Given task: Produce a verbatim copy of the entries listed below.

Begin Record set

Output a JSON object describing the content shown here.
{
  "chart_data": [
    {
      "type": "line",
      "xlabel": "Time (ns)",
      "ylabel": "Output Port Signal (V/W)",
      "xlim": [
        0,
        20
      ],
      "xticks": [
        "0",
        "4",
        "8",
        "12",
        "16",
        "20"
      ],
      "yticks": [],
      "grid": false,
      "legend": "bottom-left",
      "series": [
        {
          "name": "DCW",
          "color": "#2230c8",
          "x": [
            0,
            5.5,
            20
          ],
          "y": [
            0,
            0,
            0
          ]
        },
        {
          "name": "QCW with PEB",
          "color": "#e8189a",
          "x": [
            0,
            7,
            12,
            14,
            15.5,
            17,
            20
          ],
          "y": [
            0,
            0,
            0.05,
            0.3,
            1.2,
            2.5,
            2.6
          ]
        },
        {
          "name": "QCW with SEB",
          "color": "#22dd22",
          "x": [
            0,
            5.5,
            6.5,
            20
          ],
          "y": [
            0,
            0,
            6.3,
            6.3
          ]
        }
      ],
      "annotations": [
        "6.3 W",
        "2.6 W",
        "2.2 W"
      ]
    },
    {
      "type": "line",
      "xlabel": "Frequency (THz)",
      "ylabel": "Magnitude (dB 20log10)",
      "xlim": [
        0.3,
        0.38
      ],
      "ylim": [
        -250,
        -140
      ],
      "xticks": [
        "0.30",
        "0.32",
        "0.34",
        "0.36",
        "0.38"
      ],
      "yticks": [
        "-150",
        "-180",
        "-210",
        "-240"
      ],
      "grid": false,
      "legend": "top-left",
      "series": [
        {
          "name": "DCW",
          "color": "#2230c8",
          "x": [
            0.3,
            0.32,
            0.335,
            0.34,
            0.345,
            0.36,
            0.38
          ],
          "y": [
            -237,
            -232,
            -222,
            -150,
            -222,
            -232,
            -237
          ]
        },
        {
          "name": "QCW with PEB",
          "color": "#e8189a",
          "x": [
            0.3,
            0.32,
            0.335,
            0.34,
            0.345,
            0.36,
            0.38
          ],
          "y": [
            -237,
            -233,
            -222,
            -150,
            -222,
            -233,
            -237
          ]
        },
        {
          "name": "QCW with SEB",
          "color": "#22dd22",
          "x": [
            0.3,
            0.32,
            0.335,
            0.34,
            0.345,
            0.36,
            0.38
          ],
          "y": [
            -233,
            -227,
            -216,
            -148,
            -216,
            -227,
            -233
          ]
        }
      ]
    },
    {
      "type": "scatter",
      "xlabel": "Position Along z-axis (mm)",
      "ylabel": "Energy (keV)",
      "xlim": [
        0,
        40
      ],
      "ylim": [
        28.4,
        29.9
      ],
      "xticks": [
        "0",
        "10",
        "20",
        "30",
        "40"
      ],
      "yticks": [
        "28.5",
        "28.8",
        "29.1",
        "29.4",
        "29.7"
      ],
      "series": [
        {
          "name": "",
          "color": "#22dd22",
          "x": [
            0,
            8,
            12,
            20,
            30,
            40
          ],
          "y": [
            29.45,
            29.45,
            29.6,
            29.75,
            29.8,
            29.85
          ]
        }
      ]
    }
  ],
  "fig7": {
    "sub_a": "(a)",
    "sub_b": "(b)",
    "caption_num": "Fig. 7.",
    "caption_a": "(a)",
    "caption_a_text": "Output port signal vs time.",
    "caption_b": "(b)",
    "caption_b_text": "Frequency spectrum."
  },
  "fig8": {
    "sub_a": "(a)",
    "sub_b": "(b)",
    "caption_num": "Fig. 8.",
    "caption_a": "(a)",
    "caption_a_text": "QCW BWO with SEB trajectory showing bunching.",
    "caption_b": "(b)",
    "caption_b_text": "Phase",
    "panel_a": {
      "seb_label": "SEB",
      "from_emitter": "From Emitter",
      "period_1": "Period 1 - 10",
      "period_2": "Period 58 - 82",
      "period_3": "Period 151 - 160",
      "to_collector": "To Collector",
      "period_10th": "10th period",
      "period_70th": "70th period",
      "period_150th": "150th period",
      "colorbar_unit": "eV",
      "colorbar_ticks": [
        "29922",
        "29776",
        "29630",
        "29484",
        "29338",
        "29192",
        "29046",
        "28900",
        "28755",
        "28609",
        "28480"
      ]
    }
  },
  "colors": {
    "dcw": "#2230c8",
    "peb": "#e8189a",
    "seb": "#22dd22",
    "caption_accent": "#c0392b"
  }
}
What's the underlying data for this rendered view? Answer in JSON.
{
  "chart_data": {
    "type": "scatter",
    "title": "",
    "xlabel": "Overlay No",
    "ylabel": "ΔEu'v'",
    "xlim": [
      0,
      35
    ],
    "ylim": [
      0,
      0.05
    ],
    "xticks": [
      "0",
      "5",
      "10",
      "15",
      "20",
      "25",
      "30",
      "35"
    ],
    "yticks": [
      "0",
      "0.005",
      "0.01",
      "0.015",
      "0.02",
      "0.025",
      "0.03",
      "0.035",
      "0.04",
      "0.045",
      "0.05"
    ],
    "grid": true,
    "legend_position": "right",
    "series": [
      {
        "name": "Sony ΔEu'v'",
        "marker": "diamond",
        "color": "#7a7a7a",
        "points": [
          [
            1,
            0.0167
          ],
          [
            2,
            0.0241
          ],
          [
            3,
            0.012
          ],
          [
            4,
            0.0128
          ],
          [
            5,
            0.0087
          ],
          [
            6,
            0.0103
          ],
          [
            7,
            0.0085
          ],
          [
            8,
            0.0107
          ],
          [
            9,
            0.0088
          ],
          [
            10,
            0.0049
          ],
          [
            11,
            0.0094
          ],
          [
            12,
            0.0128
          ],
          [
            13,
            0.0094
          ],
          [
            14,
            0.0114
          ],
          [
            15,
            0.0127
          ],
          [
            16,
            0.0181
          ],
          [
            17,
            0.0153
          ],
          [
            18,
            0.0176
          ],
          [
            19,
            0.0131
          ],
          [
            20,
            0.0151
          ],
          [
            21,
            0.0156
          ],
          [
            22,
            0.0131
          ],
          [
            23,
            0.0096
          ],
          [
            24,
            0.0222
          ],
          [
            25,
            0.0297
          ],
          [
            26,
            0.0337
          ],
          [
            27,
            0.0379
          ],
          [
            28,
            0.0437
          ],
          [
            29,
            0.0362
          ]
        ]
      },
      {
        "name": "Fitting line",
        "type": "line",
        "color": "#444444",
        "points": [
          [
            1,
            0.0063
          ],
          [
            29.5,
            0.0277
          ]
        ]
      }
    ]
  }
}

End Record set

Complete answer:
Output a JSON object describing the content shown here.
{
  "chart_data": [
    {
      "type": "line",
      "xlabel": "Time (ns)",
      "ylabel": "Output Port Signal (V/W)",
      "xlim": [
        0,
        20
      ],
      "xticks": [
        "0",
        "4",
        "8",
        "12",
        "16",
        "20"
      ],
      "yticks": [],
      "grid": false,
      "legend": "bottom-left",
      "series": [
        {
          "name": "DCW",
          "color": "#2230c8",
          "x": [
            0,
            5.5,
            20
          ],
          "y": [
            0,
            0,
            0
          ]
        },
        {
          "name": "QCW with PEB",
          "color": "#e8189a",
          "x": [
            0,
            7,
            12,
            14,
            15.5,
            17,
            20
          ],
          "y": [
            0,
            0,
            0.05,
            0.3,
            1.2,
            2.5,
            2.6
          ]
        },
        {
          "name": "QCW with SEB",
          "color": "#22dd22",
          "x": [
            0,
            5.5,
            6.5,
            20
          ],
          "y": [
            0,
            0,
            6.3,
            6.3
          ]
        }
      ],
      "annotations": [
        "6.3 W",
        "2.6 W",
        "2.2 W"
      ]
    },
    {
      "type": "line",
      "xlabel": "Frequency (THz)",
      "ylabel": "Magnitude (dB 20log10)",
      "xlim": [
        0.3,
        0.38
      ],
      "ylim": [
        -250,
        -140
      ],
      "xticks": [
        "0.30",
        "0.32",
        "0.34",
        "0.36",
        "0.38"
      ],
      "yticks": [
        "-150",
        "-180",
        "-210",
        "-240"
      ],
      "grid": false,
      "legend": "top-left",
      "series": [
        {
          "name": "DCW",
          "color": "#2230c8",
          "x": [
            0.3,
            0.32,
            0.335,
            0.34,
            0.345,
            0.36,
            0.38
          ],
          "y": [
            -237,
            -232,
            -222,
            -150,
            -222,
            -232,
            -237
          ]
        },
        {
          "name": "QCW with PEB",
          "color": "#e8189a",
          "x": [
            0.3,
            0.32,
            0.335,
            0.34,
            0.345,
            0.36,
            0.38
          ],
          "y": [
            -237,
            -233,
            -222,
            -150,
            -222,
            -233,
            -237
          ]
        },
        {
          "name": "QCW with SEB",
          "color": "#22dd22",
          "x": [
            0.3,
            0.32,
            0.335,
            0.34,
            0.345,
            0.36,
            0.38
          ],
          "y": [
            -233,
            -227,
            -216,
            -148,
            -216,
            -227,
            -233
          ]
        }
      ]
    },
    {
      "type": "scatter",
      "xlabel": "Position Along z-axis (mm)",
      "ylabel": "Energy (keV)",
      "xlim": [
        0,
        40
      ],
      "ylim": [
        28.4,
        29.9
      ],
      "xticks": [
        "0",
        "10",
        "20",
        "30",
        "40"
      ],
      "yticks": [
        "28.5",
        "28.8",
        "29.1",
        "29.4",
        "29.7"
      ],
      "series": [
        {
          "name": "",
          "color": "#22dd22",
          "x": [
            0,
            8,
            12,
            20,
            30,
            40
          ],
          "y": [
            29.45,
            29.45,
            29.6,
            29.75,
            29.8,
            29.85
          ]
        }
      ]
    }
  ],
  "fig7": {
    "sub_a": "(a)",
    "sub_b": "(b)",
    "caption_num": "Fig. 7.",
    "caption_a": "(a)",
    "caption_a_text": "Output port signal vs time.",
    "caption_b": "(b)",
    "caption_b_text": "Frequency spectrum."
  },
  "fig8": {
    "sub_a": "(a)",
    "sub_b": "(b)",
    "caption_num": "Fig. 8.",
    "caption_a": "(a)",
    "caption_a_text": "QCW BWO with SEB trajectory showing bunching.",
    "caption_b": "(b)",
    "caption_b_text": "Phase",
    "panel_a": {
      "seb_label": "SEB",
      "from_emitter": "From Emitter",
      "period_1": "Period 1 - 10",
      "period_2": "Period 58 - 82",
      "period_3": "Period 151 - 160",
      "to_collector": "To Collector",
      "period_10th": "10th period",
      "period_70th": "70th period",
      "period_150th": "150th period",
      "colorbar_unit": "eV",
      "colorbar_ticks": [
        "29922",
        "29776",
        "29630",
        "29484",
        "29338",
        "29192",
        "29046",
        "28900",
        "28755",
        "28609",
        "28480"
      ]
    }
  },
  "colors": {
    "dcw": "#2230c8",
    "peb": "#e8189a",
    "seb": "#22dd22",
    "caption_accent": "#c0392b"
  }
}
What's the underlying data for this rendered view? Answer in JSON.
{
  "chart_data": {
    "type": "scatter",
    "title": "",
    "xlabel": "Overlay No",
    "ylabel": "ΔEu'v'",
    "xlim": [
      0,
      35
    ],
    "ylim": [
      0,
      0.05
    ],
    "xticks": [
      "0",
      "5",
      "10",
      "15",
      "20",
      "25",
      "30",
      "35"
    ],
    "yticks": [
      "0",
      "0.005",
      "0.01",
      "0.015",
      "0.02",
      "0.025",
      "0.03",
      "0.035",
      "0.04",
      "0.045",
      "0.05"
    ],
    "grid": true,
    "legend_position": "right",
    "series": [
      {
        "name": "Sony ΔEu'v'",
        "marker": "diamond",
        "color": "#7a7a7a",
        "points": [
          [
            1,
            0.0167
          ],
          [
            2,
            0.0241
          ],
          [
            3,
            0.012
          ],
          [
            4,
            0.0128
          ],
          [
            5,
            0.0087
          ],
          [
            6,
            0.0103
          ],
          [
            7,
            0.0085
          ],
          [
            8,
            0.0107
          ],
          [
            9,
            0.0088
          ],
          [
            10,
            0.0049
          ],
          [
            11,
            0.0094
          ],
          [
            12,
            0.0128
          ],
          [
            13,
            0.0094
          ],
          [
            14,
            0.0114
          ],
          [
            15,
            0.0127
          ],
          [
            16,
            0.0181
          ],
          [
            17,
            0.0153
          ],
          [
            18,
            0.0176
          ],
          [
            19,
            0.0131
          ],
          [
            20,
            0.0151
          ],
          [
            21,
            0.0156
          ],
          [
            22,
            0.0131
          ],
          [
            23,
            0.0096
          ],
          [
            24,
            0.0222
          ],
          [
            25,
            0.0297
          ],
          [
            26,
            0.0337
          ],
          [
            27,
            0.0379
          ],
          [
            28,
            0.0437
          ],
          [
            29,
            0.0362
          ]
        ]
      },
      {
        "name": "Fitting line",
        "type": "line",
        "color": "#444444",
        "points": [
          [
            1,
            0.0063
          ],
          [
            29.5,
            0.0277
          ]
        ]
      }
    ]
  }
}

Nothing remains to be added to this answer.